EXERCISE TASK :: Find the word "ولهما" in the records below. List each line containing it.

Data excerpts
★ ★ ★ ★ ★

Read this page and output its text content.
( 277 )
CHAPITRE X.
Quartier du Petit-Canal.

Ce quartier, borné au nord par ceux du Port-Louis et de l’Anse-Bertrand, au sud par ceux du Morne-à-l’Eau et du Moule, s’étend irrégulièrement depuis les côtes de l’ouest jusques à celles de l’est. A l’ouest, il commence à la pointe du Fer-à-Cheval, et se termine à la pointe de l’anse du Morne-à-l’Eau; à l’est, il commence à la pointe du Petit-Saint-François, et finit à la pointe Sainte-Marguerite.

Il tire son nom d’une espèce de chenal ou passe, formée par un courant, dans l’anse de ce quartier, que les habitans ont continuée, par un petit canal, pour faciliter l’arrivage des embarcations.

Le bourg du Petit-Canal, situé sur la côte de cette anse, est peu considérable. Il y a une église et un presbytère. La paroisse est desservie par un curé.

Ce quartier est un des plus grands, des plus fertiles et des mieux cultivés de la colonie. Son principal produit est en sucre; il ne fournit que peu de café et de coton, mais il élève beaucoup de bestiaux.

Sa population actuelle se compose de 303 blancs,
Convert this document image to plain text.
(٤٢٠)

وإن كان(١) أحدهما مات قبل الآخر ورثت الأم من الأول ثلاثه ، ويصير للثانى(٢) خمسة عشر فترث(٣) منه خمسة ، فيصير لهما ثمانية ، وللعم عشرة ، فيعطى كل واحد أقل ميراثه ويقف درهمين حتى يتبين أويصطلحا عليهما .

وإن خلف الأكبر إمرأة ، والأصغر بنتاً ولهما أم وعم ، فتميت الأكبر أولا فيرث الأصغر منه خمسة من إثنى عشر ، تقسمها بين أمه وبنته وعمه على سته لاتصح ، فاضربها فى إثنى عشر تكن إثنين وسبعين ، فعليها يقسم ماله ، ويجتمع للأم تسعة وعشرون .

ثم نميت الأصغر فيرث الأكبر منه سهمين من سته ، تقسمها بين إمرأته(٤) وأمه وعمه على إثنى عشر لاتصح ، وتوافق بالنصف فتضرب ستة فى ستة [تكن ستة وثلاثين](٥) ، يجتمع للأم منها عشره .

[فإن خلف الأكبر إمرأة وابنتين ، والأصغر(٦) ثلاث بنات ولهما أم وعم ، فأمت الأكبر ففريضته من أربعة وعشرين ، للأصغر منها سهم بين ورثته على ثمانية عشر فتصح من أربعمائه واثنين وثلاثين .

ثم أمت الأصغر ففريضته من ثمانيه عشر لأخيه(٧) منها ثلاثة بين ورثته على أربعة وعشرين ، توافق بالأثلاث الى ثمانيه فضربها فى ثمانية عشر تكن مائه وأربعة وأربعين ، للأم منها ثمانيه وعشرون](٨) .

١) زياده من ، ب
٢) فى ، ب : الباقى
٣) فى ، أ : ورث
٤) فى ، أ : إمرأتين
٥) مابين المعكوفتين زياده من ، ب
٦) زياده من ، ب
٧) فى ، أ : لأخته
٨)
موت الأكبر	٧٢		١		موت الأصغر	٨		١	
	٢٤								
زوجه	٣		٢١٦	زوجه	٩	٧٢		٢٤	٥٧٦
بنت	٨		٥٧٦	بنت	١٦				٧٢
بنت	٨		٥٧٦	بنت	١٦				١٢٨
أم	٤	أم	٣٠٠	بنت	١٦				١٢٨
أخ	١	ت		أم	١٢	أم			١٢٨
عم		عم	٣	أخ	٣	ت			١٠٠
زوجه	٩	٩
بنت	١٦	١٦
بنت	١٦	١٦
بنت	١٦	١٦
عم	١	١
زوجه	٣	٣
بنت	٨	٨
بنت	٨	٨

★ ★ ★ ★ ★

RESULT OF THIS EXERCISE ::
وإن خلف الأكبر إمرأة ، والأصغر بنتاً ولهما أم وعم ، فتميت الأكبر أولا فيرث الأصغر منه خمسة من إثنى عشر ، تقسمها بين أمه وبنته وعمه على سته لاتصح ، فاضربها فى إثنى عشر تكن إثنين وسبعين ، فعليها يقسم ماله ، ويجتمع للأم تسعة وعشرون .
[فإن خلف الأكبر إمرأة وابنتين ، والأصغر(٦) ثلاث بنات ولهما أم وعم ، فأمت الأكبر ففريضته من أربعة وعشرين ، للأصغر منها سهم بين ورثته على ثمانية عشر فتصح من أربعمائه واثنين وثلاثين .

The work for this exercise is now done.